YOUR GOAL:
Tell how many lines in the data below include the word "from". The answer is the number only.

(Records)

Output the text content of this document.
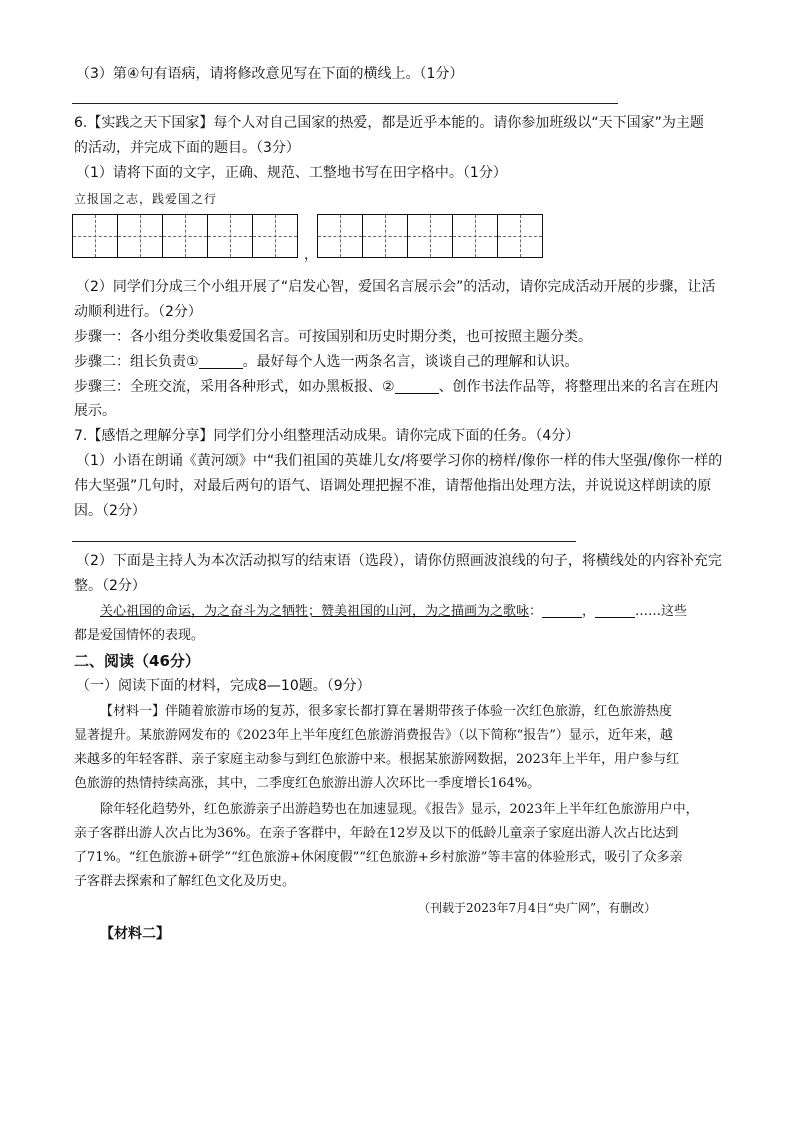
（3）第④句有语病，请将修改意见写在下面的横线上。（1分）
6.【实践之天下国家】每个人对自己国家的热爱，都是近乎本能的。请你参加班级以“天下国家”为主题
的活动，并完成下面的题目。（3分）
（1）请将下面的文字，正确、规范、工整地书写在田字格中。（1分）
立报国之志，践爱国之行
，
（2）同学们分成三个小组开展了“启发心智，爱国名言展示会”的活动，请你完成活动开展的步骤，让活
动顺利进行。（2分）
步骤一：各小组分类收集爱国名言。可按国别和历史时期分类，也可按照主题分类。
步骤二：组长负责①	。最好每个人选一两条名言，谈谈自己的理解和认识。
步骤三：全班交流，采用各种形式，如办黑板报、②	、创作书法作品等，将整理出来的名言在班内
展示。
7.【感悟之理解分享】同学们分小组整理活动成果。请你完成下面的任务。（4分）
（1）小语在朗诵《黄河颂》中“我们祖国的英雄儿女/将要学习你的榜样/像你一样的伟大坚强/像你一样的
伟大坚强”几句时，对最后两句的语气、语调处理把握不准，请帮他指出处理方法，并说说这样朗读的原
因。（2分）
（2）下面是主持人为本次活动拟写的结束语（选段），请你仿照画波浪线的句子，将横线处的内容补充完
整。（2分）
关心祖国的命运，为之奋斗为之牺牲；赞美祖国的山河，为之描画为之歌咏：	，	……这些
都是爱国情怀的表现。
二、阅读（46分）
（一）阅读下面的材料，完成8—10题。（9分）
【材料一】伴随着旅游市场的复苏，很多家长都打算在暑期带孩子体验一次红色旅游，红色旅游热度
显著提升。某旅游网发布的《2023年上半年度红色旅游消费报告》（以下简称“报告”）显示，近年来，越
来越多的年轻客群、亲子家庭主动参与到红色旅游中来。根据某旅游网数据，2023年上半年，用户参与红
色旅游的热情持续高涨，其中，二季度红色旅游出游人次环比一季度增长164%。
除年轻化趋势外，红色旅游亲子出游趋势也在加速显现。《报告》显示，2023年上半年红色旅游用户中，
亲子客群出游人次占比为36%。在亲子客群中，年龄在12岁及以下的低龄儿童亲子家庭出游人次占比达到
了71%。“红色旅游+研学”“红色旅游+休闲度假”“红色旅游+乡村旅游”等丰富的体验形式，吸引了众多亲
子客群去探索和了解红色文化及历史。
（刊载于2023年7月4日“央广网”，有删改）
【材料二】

--

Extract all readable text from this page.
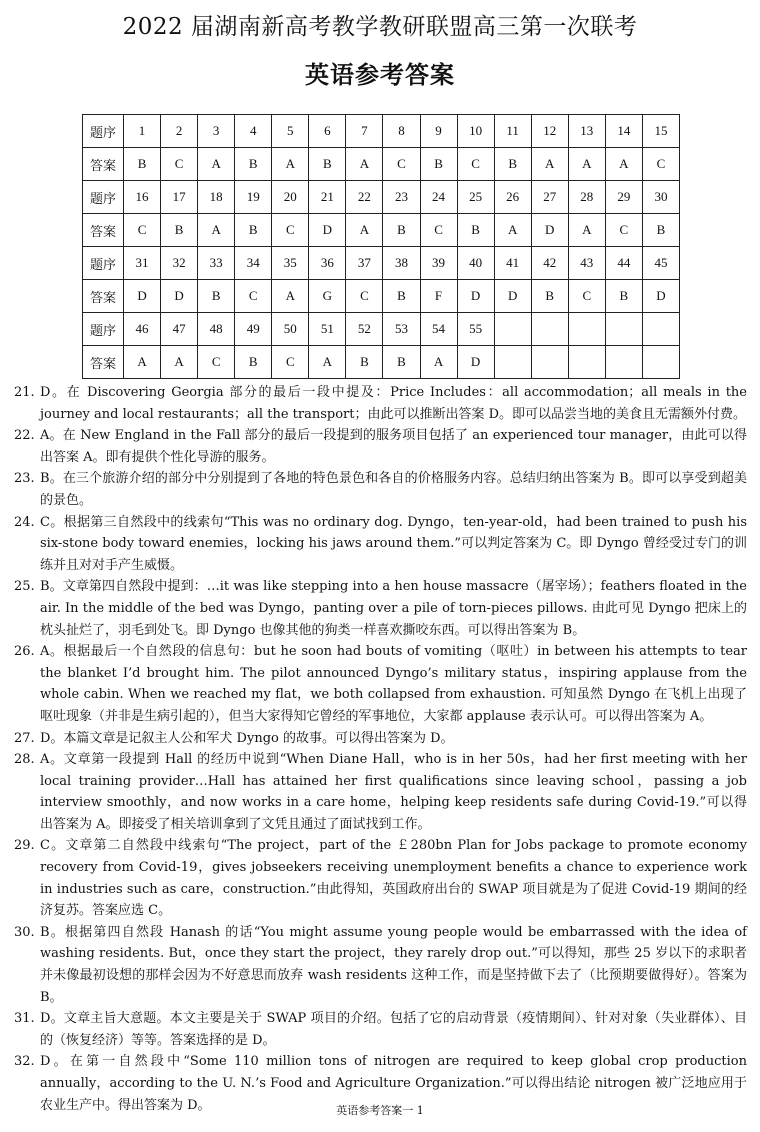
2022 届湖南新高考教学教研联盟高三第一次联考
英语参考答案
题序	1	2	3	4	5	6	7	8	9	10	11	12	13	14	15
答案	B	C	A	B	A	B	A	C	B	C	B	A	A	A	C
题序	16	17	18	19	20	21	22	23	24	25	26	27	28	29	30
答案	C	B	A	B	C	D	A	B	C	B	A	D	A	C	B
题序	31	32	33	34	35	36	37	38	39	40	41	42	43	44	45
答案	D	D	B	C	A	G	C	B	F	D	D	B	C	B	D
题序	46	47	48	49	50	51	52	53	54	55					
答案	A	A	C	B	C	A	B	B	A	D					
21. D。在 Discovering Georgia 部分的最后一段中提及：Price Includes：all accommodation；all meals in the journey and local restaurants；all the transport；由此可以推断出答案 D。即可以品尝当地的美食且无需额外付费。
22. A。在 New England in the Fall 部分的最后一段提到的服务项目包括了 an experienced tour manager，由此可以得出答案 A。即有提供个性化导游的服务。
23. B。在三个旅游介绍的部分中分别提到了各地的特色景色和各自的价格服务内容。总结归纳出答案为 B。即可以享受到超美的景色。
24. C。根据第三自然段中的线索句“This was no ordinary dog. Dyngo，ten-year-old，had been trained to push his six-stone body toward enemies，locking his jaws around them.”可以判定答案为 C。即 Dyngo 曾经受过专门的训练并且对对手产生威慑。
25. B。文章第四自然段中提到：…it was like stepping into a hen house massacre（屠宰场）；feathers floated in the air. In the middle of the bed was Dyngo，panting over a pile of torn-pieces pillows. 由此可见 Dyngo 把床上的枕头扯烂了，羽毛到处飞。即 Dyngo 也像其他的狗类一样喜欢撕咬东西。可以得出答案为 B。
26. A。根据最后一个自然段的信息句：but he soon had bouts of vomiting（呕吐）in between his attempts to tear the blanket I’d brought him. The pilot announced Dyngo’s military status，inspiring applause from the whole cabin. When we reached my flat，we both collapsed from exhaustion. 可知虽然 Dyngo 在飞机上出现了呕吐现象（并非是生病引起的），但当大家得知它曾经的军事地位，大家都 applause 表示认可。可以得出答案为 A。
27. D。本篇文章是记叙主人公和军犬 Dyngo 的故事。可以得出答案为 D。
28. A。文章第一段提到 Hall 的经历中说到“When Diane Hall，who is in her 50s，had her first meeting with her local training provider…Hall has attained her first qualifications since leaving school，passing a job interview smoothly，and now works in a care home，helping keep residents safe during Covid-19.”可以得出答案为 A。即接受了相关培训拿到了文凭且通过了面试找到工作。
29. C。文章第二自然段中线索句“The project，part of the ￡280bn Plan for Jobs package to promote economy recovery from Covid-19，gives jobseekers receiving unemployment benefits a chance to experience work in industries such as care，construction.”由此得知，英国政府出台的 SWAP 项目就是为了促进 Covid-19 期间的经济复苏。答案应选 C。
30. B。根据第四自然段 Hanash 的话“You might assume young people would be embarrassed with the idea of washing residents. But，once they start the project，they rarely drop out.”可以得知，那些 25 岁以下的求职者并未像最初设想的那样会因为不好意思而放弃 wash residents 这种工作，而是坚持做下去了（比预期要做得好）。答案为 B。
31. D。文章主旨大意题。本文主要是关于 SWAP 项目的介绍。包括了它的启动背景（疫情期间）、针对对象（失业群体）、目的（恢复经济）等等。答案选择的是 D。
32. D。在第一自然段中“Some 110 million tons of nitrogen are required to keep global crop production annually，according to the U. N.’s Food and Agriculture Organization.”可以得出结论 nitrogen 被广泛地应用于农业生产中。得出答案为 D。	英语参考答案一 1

EXERCISE OUTPUT:
3